Aim of the task - Take each line containing "color" and report it exactly as written.

Dataset items:

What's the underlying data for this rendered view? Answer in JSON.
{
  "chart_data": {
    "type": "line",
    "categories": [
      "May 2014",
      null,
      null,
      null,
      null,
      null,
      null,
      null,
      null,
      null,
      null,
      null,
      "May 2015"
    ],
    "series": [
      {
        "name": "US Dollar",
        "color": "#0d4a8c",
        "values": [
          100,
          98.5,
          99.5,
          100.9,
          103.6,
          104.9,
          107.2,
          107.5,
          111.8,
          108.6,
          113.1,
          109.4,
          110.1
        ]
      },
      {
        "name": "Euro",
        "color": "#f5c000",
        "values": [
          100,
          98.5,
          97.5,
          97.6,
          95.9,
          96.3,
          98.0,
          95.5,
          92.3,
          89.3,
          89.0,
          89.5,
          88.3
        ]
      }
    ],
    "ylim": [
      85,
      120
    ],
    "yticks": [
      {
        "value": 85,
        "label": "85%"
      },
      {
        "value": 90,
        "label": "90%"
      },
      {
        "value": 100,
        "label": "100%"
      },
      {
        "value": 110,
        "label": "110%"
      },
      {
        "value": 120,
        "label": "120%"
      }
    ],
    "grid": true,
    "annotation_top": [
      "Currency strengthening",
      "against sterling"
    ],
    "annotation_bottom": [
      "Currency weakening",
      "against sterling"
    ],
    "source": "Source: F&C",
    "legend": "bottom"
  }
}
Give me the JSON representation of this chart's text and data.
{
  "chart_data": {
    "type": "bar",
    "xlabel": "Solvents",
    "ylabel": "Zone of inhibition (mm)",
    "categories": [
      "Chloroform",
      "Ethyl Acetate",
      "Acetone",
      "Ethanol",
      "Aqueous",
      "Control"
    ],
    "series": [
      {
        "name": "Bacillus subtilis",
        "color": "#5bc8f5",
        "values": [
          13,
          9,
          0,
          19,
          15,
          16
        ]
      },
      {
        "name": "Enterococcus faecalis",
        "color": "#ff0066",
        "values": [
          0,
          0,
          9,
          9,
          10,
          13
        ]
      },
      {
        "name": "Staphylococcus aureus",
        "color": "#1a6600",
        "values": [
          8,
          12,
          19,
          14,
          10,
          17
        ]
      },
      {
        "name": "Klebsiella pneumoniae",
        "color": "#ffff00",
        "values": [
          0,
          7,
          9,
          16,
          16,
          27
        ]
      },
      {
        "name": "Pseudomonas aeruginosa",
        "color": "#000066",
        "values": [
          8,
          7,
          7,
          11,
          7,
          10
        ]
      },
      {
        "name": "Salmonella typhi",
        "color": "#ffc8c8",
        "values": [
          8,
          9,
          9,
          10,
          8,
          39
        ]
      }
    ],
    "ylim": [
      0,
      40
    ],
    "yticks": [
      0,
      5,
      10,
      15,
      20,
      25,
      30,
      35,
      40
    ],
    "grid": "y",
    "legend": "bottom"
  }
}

--

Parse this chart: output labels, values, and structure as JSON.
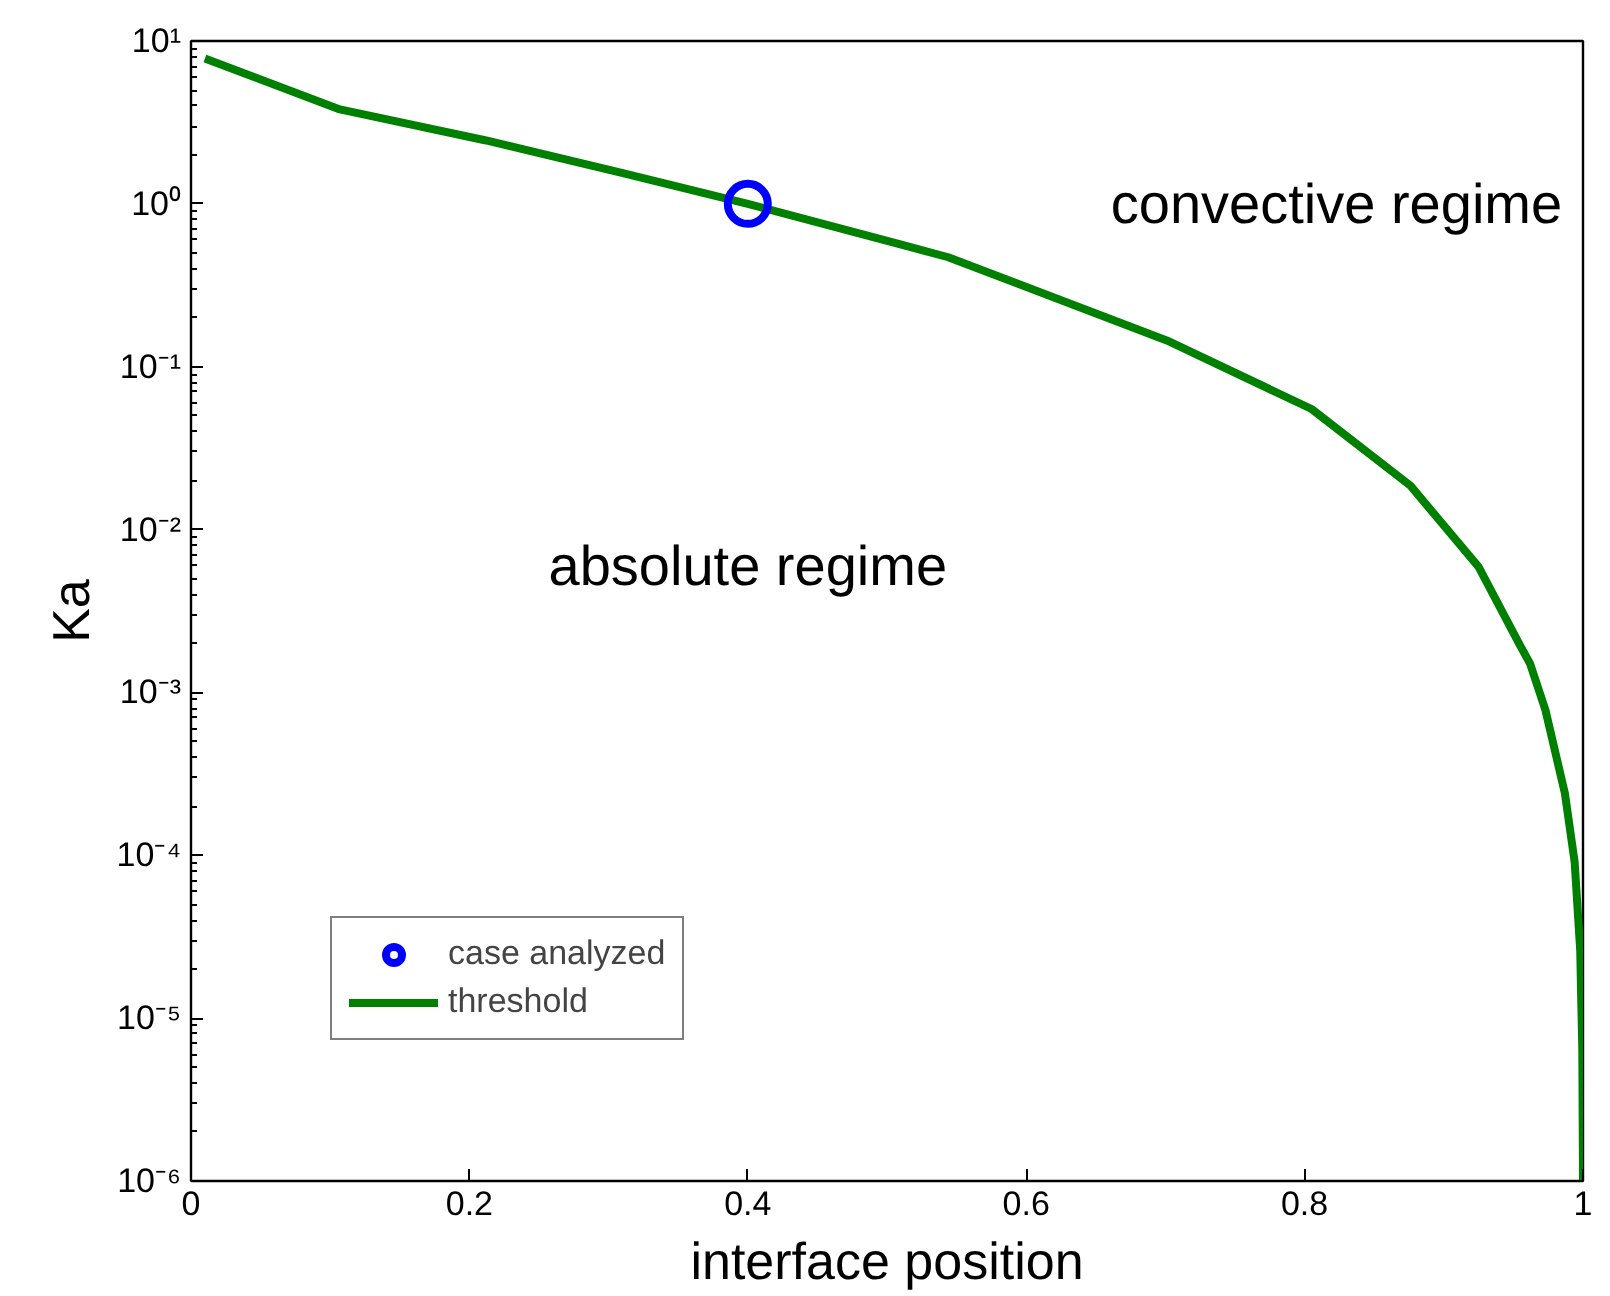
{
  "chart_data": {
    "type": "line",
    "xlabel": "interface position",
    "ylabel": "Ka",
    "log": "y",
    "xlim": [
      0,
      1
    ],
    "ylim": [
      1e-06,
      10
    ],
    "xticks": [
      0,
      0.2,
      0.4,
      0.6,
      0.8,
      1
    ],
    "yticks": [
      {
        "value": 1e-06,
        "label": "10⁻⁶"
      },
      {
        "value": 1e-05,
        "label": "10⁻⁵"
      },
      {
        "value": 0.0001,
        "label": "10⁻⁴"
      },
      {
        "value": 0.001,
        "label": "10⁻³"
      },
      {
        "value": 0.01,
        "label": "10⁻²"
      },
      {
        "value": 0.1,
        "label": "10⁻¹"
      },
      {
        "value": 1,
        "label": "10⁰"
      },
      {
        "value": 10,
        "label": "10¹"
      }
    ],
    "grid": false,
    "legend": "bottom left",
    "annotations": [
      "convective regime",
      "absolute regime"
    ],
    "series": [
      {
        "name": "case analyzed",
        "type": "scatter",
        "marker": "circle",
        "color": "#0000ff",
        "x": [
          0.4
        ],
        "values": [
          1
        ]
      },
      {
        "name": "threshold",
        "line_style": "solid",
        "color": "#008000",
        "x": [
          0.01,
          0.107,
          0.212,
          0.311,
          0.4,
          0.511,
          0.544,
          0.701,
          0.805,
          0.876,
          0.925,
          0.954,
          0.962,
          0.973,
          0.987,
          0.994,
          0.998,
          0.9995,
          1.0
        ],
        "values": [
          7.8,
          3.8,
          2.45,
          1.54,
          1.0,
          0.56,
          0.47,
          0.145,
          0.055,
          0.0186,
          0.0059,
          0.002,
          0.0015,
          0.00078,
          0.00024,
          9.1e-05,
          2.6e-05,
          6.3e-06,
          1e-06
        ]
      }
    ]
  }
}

Answer to the exercise -
        "color": "#0d4a8c",
        "color": "#f5c000",
        "color": "#5bc8f5",
        "color": "#ff0066",
        "color": "#1a6600",
        "color": "#ffff00",
        "color": "#000066",
        "color": "#ffc8c8",
        "color": "#0000ff",
        "color": "#008000",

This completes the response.